[start of Excerpt]

Re: [PATCH] thermal/core: Correctly free tz->tzp in thermal zone registration error path

From: Chen-Yu Tsai
Date: Mon Jan 08 2024 - 22:46:06 EST


On Tue, Dec 19, 2023 at 11:28 PM Rafael J. Wysocki <rafael@xxxxxxxxxx> wrote:
>
> On Tue, Dec 19, 2023 at 9:27 AM Chen-Yu Tsai <wenst@xxxxxxxxxxxx> wrote:
> >
> > After commit 3d439b1a2ad3 ("thermal/core: Alloc-copy-free the thermal
> > zone parameters structure"), the core now copies the thermal zone
> > parameters structure, and frees it if an error happens during thermal
> > zone device registration, or upon unregistration of the device.
> >
> > In the error path, if device_register() was called, then `tz` disappears
> > before kfree(tz->tzp) happens, causing a NULL pointer deference crash.

[end of Excerpt]
[start of Rows]

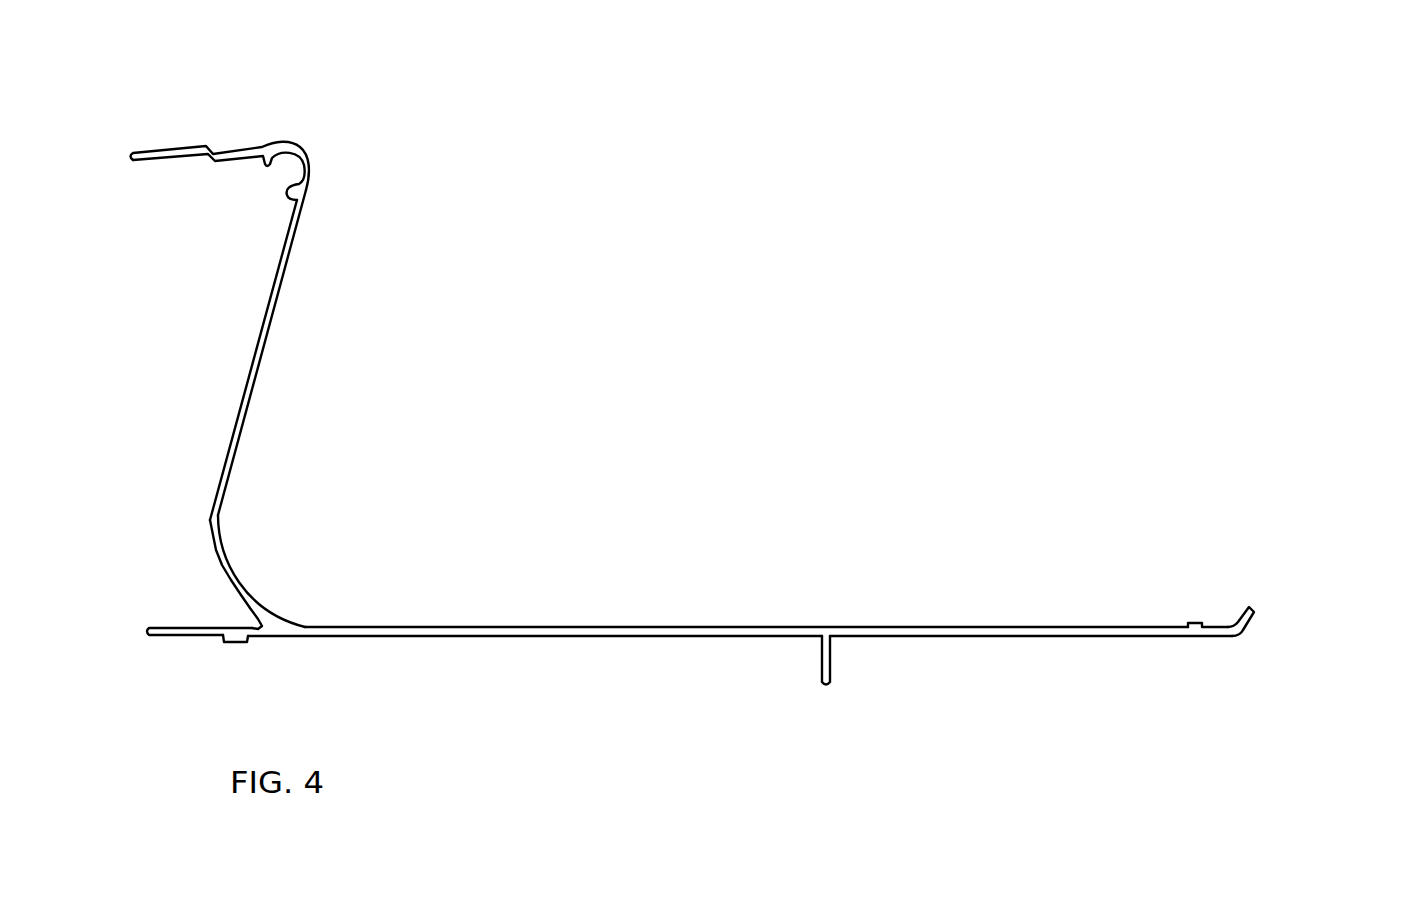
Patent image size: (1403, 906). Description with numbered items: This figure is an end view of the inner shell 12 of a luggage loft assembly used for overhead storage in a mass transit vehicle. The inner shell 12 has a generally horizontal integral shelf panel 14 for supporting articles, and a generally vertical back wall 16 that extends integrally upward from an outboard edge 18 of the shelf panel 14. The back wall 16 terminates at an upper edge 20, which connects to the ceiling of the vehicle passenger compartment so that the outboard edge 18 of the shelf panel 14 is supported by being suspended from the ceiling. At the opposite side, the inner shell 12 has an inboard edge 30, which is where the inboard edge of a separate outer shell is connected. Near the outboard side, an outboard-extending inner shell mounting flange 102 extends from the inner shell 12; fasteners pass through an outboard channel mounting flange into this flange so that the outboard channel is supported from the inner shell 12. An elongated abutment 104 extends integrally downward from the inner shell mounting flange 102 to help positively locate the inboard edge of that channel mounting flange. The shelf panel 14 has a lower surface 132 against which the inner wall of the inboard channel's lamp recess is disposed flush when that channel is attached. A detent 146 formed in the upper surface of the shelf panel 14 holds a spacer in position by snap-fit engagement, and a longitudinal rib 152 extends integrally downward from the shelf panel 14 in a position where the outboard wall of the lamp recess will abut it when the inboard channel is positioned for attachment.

The inner shell 12 is at (442, 627).
The shelf panel 14 is at (716, 627).
The back wall 16 is at (266, 340).
The outboard edge 18 is at (305, 627).
The upper edge 20 is at (133, 150).
The inboard edge 30 is at (1252, 609).
The inner shell mounting flange 102 is at (144, 626).
The elongated abutment 104 is at (241, 643).
The lower surface 132 is at (1110, 637).
The detent 146 is at (1201, 624).
The longitudinal rib 152 is at (831, 670).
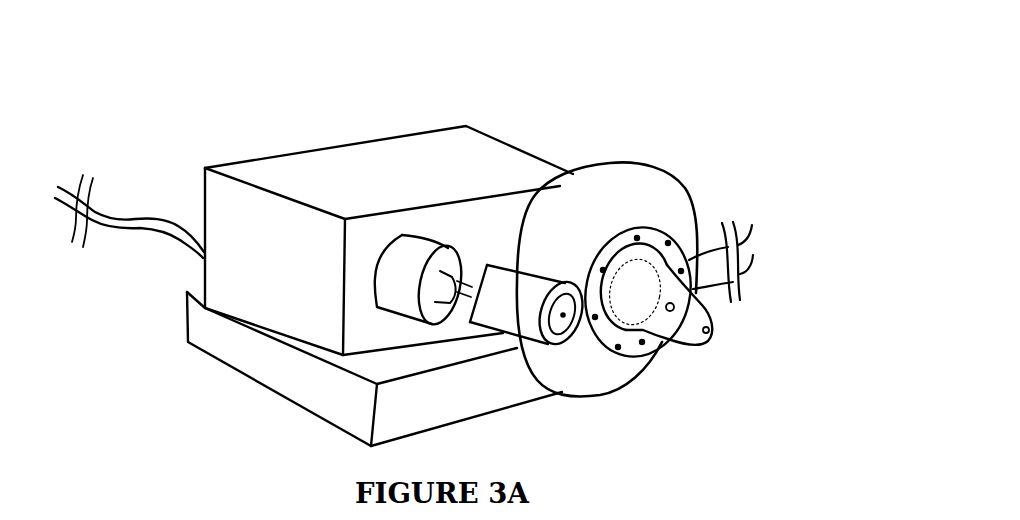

[end of Rows]

• What is needed: Rewrite the thermal patch reply from "On Tue, Dec 19, 2023 at 11:28 PM" to "pointer deference crash.", putting "oops" wherever "crash" appears.

• Response to the task:
On Tue, Dec 19, 2023 at 11:28 PM Rafael J. Wysocki <rafael@xxxxxxxxxx> wrote:
>
> On Tue, Dec 19, 2023 at 9:27 AM Chen-Yu Tsai <wenst@xxxxxxxxxxxx> wrote:
> >
> > After commit 3d439b1a2ad3 ("thermal/core: Alloc-copy-free the thermal
> > zone parameters structure"), the core now copies the thermal zone
> > parameters structure, and frees it if an error happens during thermal
> > zone device registration, or upon unregistration of the device.
> >
> > In the error path, if device_register() was called, then `tz` disappears
> > before kfree(tz->tzp) happens, causing a NULL pointer deference oops.